### Data in this exercise ###

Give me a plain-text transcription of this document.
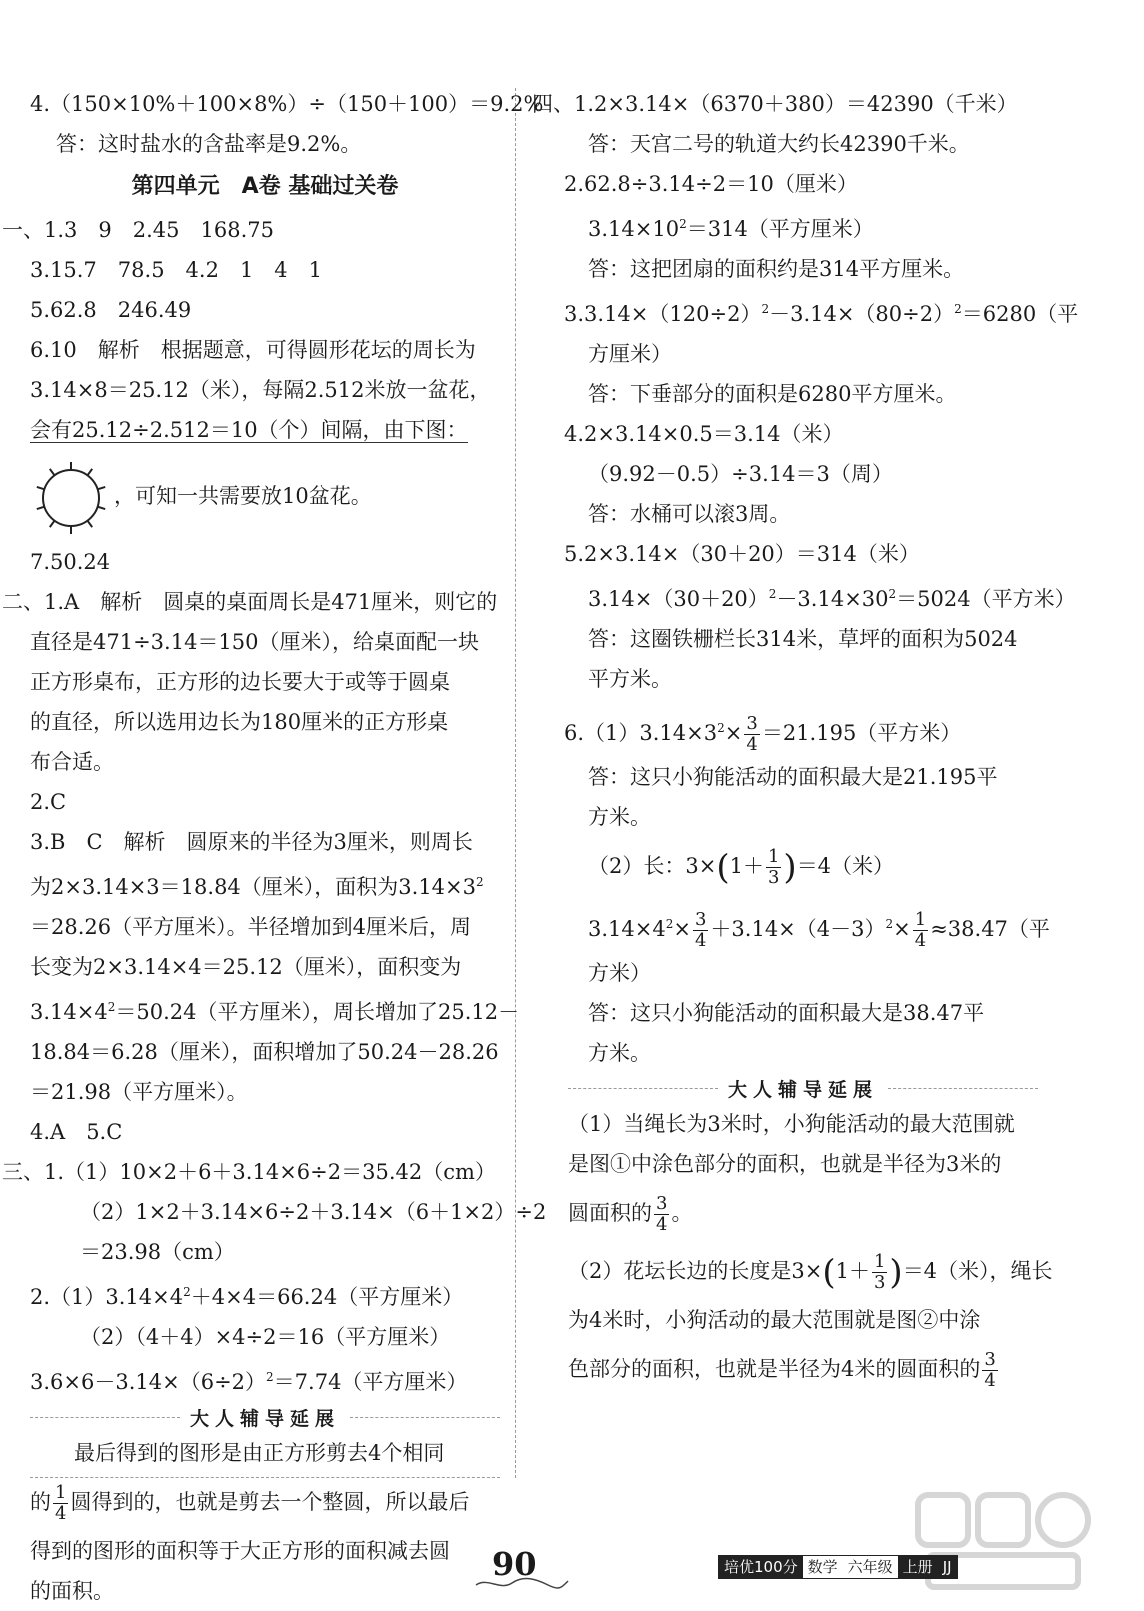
4.（150×10%＋100×8%）÷（150＋100）＝9.2%
答：这时盐水的含盐率是9.2%。
第四单元　A卷 基础过关卷
一、1.3　9　2.45　168.75
3.15.7　78.5　4.2　1　4　1
5.62.8　246.49
6.10　解析　根据题意，可得圆形花坛的周长为
3.14×8＝25.12（米），每隔2.512米放一盆花，
会有25.12÷2.512＝10（个）间隔，由下图：
，可知一共需要放10盆花。
7.50.24
二、1.A　解析　圆桌的桌面周长是471厘米，则它的
直径是471÷3.14＝150（厘米），给桌面配一块
正方形桌布，正方形的边长要大于或等于圆桌
的直径，所以选用边长为180厘米的正方形桌
布合适。
2.C
3.B　C　解析　圆原来的半径为3厘米，则周长
为2×3.14×3＝18.84（厘米），面积为$3.14\times 3^2$
＝28.26（平方厘米）。半径增加到4厘米后，周
长变为2×3.14×4＝25.12（厘米），面积变为
$3.14\times 4^2=50.24$（平方厘米），周长增加了25.12－
18.84＝6.28（厘米），面积增加了50.24－28.26
＝21.98（平方厘米）。
4.A　5.C
三、1.（1）10×2＋6＋3.14×6÷2＝35.42（cm）
（2）1×2＋3.14×6÷2＋3.14×（6＋1×2）÷2
＝23.98（cm）
$2.(1)3.14\times 4^2+4\times 4=66.24$（平方厘米）
（2）（4＋4）×4÷2＝16（平方厘米）
$3.6\times 6-3.14\times(6\div 2)^2=7.74$（平方厘米）
大人辅导延展
最后得到的图形是由正方形剪去4个相同
的 $\frac{1}{4}$ 圆得到的，也就是剪去一个整圆，所以最后
得到的图形的面积等于大正方形的面积减去圆
的面积。
四、1.2×3.14×（6370＋380）＝42390（千米）
答：天宫二号的轨道大约长42390千米。
2.62.8÷3.14÷2＝10（厘米）
$3.14\times 10^2=314$（平方厘米）
答：这把团扇的面积约是314平方厘米。
$3.3.14\times(120\div 2)^2-3.14\times(80\div 2)^2=6280$（平
方厘米）
答：下垂部分的面积是6280平方厘米。
4.2×3.14×0.5＝3.14（米）
（9.92－0.5）÷3.14＝3（周）
答：水桶可以滚3周。
5.2×3.14×（30＋20）＝314（米）
$3.14\times(30+20)^2-3.14\times 30^2=5024$（平方米）
答：这圈铁栅栏长314米，草坪的面积为5024
平方米。
$6.(1)3.14\times 3^2\times \frac{3}{4} =21.195$（平方米）
答：这只小狗能活动的面积最大是21.195平
方米。
（2）长：$3\times(1+ \frac{1}{3} )=4$（米）
$3.14\times 4^2\times \frac{3}{4} +3.14\times(4-3)^2\times \frac{1}{4} \approx 38.47$（平
方米）
答：这只小狗能活动的面积最大是38.47平
方米。
大人辅导延展
（1）当绳长为3米时，小狗能活动的最大范围就
是图①中涂色部分的面积，也就是半径为3米的
圆面积的 $\frac{3}{4}$ 。
（2）花坛长边的长度是$3\times(1+ \frac{1}{3} )=4$（米），绳长
为4米时，小狗活动的最大范围就是图②中涂
色部分的面积，也就是半径为4米的圆面积的 $\frac{3}{4}$
90	培优100分 数学 六年级 上册 JJ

###

Select every line where the word "frac" occurs.

## Task result
的 $\frac{1}{4}$ 圆得到的，也就是剪去一个整圆，所以最后
$6.(1)3.14\times 3^2\times \frac{3}{4} =21.195$（平方米）
（2）长：$3\times(1+ \frac{1}{3} )=4$（米）
$3.14\times 4^2\times \frac{3}{4} +3.14\times(4-3)^2\times \frac{1}{4} \approx 38.47$（平
圆面积的 $\frac{3}{4}$ 。
（2）花坛长边的长度是$3\times(1+ \frac{1}{3} )=4$（米），绳长
色部分的面积，也就是半径为4米的圆面积的 $\frac{3}{4}$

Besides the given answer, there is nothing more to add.